* BEGIN Input records *
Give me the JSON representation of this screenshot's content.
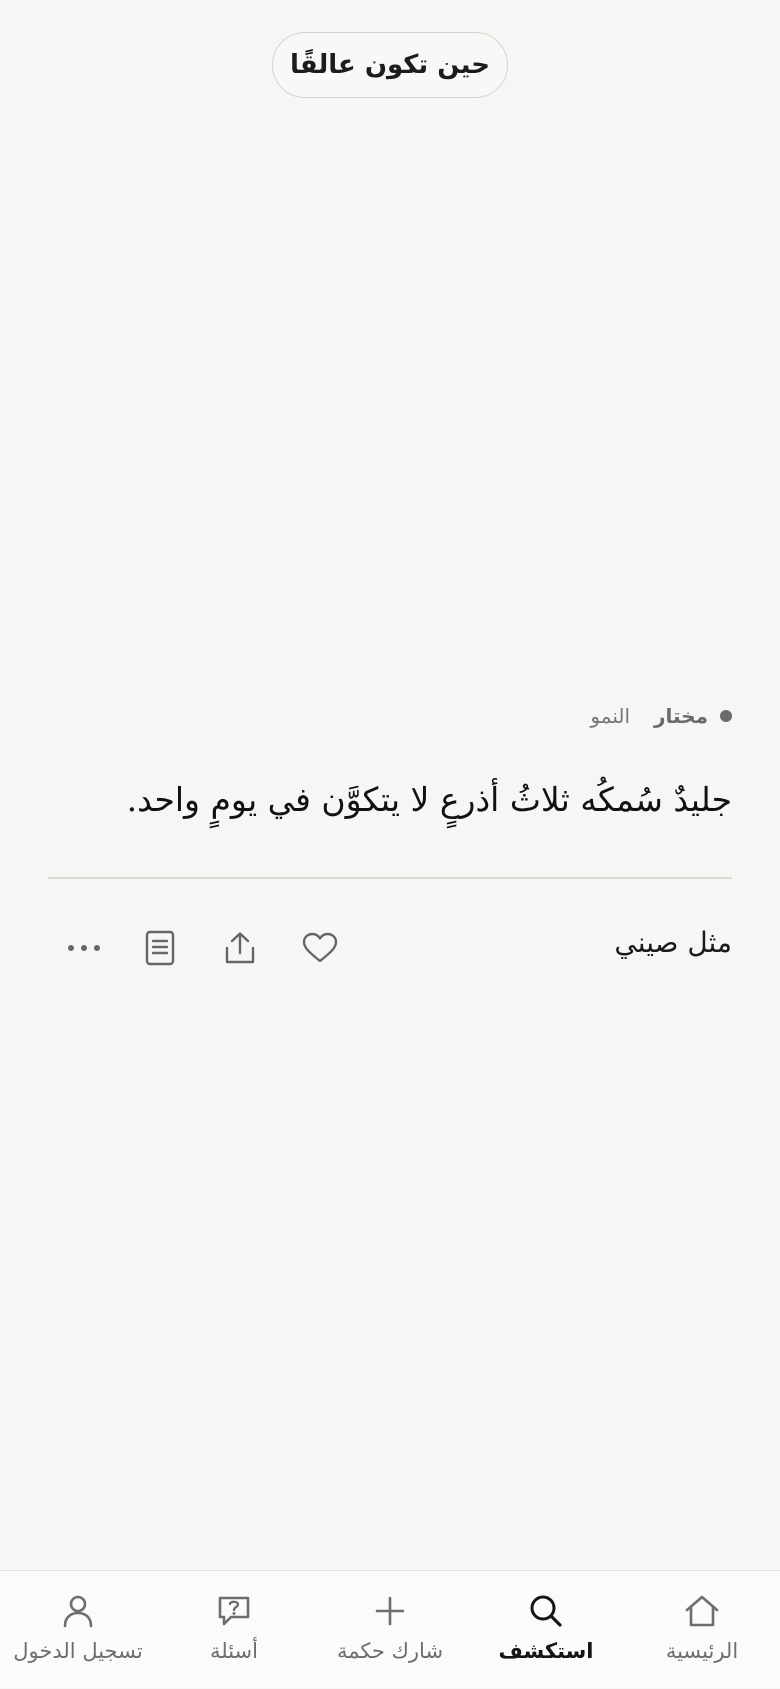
{
  "topic_pill": {
    "label": "حين تكون عالقًا"
  },
  "card": {
    "tag": "مختار",
    "category": "النمو",
    "quote": "جليدٌ سُمكُه ثلاثُ أذرعٍ لا يتكوَّن في يومٍ واحد.",
    "source": "مثل صيني",
    "actions": {
      "like_icon": "heart-icon",
      "share_icon": "share-icon",
      "details_icon": "document-icon",
      "more_icon": "more-horizontal-icon"
    }
  },
  "bottom_nav": {
    "items": [
      {
        "label": "الرئيسية",
        "icon": "home-icon",
        "active": false
      },
      {
        "label": "استكشف",
        "icon": "search-icon",
        "active": true
      },
      {
        "label": "شارك حكمة",
        "icon": "plus-icon",
        "active": false
      },
      {
        "label": "أسئلة",
        "icon": "question-bubble-icon",
        "active": false
      },
      {
        "label": "تسجيل الدخول",
        "icon": "user-icon",
        "active": false
      }
    ]
  },
  "colors": {
    "background": "#f7f6f4",
    "text": "#1a1a1a",
    "muted": "#6e6e6e",
    "divider": "#dcdad7"
  }
}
* END Input records *
- [Task details]
Images in the records should not be copied. Repeat all the rest exactly.

- [Result below]
Give me the JSON representation of this screenshot's content.
{
  "topic_pill": {
    "label": "حين تكون عالقًا"
  },
  "card": {
    "tag": "مختار",
    "category": "النمو",
    "quote": "جليدٌ سُمكُه ثلاثُ أذرعٍ لا يتكوَّن في يومٍ واحد.",
    "source": "مثل صيني",
    "actions": {
      "like_icon": "heart-icon",
      "share_icon": "share-icon",
      "details_icon": "document-icon",
      "more_icon": "more-horizontal-icon"
    }
  },
  "bottom_nav": {
    "items": [
      {
        "label": "الرئيسية",
        "icon": "home-icon",
        "active": false
      },
      {
        "label": "استكشف",
        "icon": "search-icon",
        "active": true
      },
      {
        "label": "شارك حكمة",
        "icon": "plus-icon",
        "active": false
      },
      {
        "label": "أسئلة",
        "icon": "question-bubble-icon",
        "active": false
      },
      {
        "label": "تسجيل الدخول",
        "icon": "user-icon",
        "active": false
      }
    ]
  },
  "colors": {
    "background": "#f7f6f4",
    "text": "#1a1a1a",
    "muted": "#6e6e6e",
    "divider": "#dcdad7"
  }
}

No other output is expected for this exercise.